**Work to complete**
Return a copy of each line in the listing that includes the word "label".

**Dataset records**

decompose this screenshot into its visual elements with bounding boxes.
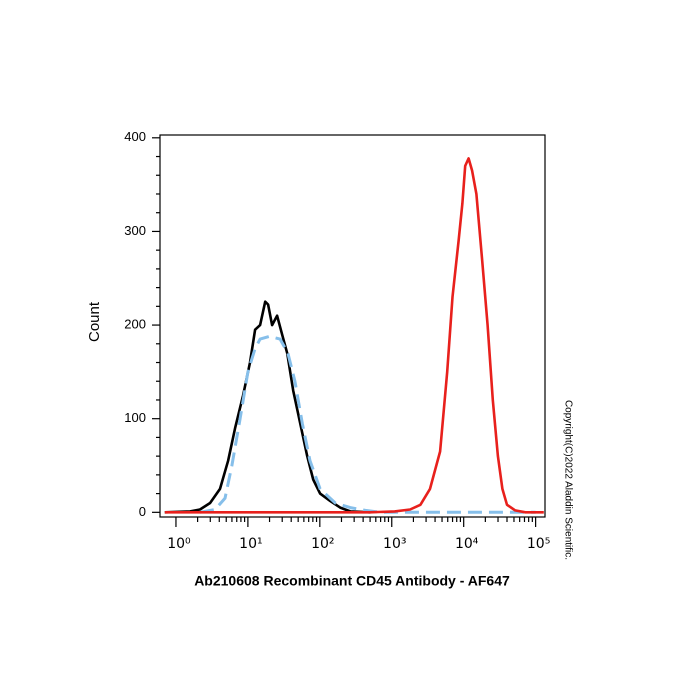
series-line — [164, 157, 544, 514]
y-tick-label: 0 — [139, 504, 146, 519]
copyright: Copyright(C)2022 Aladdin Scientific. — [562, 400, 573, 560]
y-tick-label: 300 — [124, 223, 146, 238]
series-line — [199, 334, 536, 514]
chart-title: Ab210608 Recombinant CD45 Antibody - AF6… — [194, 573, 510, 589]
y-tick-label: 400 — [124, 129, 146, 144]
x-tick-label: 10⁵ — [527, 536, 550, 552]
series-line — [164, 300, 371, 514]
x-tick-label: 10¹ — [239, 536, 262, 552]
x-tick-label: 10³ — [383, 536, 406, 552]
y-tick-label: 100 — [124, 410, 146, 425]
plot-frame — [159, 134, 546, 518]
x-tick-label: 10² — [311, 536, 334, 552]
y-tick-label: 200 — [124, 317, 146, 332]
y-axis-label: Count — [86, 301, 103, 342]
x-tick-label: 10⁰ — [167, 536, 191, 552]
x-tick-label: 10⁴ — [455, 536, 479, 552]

**Written response**
y-tick-label: 0 — [139, 504, 146, 519]
y-tick-label: 300 — [124, 223, 146, 238]
y-tick-label: 400 — [124, 129, 146, 144]
x-tick-label: 10⁵ — [527, 536, 550, 552]
x-tick-label: 10¹ — [239, 536, 262, 552]
x-tick-label: 10³ — [383, 536, 406, 552]
y-tick-label: 100 — [124, 410, 146, 425]
x-tick-label: 10² — [311, 536, 334, 552]
y-tick-label: 200 — [124, 317, 146, 332]
y-axis-label: Count — [86, 301, 103, 342]
x-tick-label: 10⁰ — [167, 536, 191, 552]
x-tick-label: 10⁴ — [455, 536, 479, 552]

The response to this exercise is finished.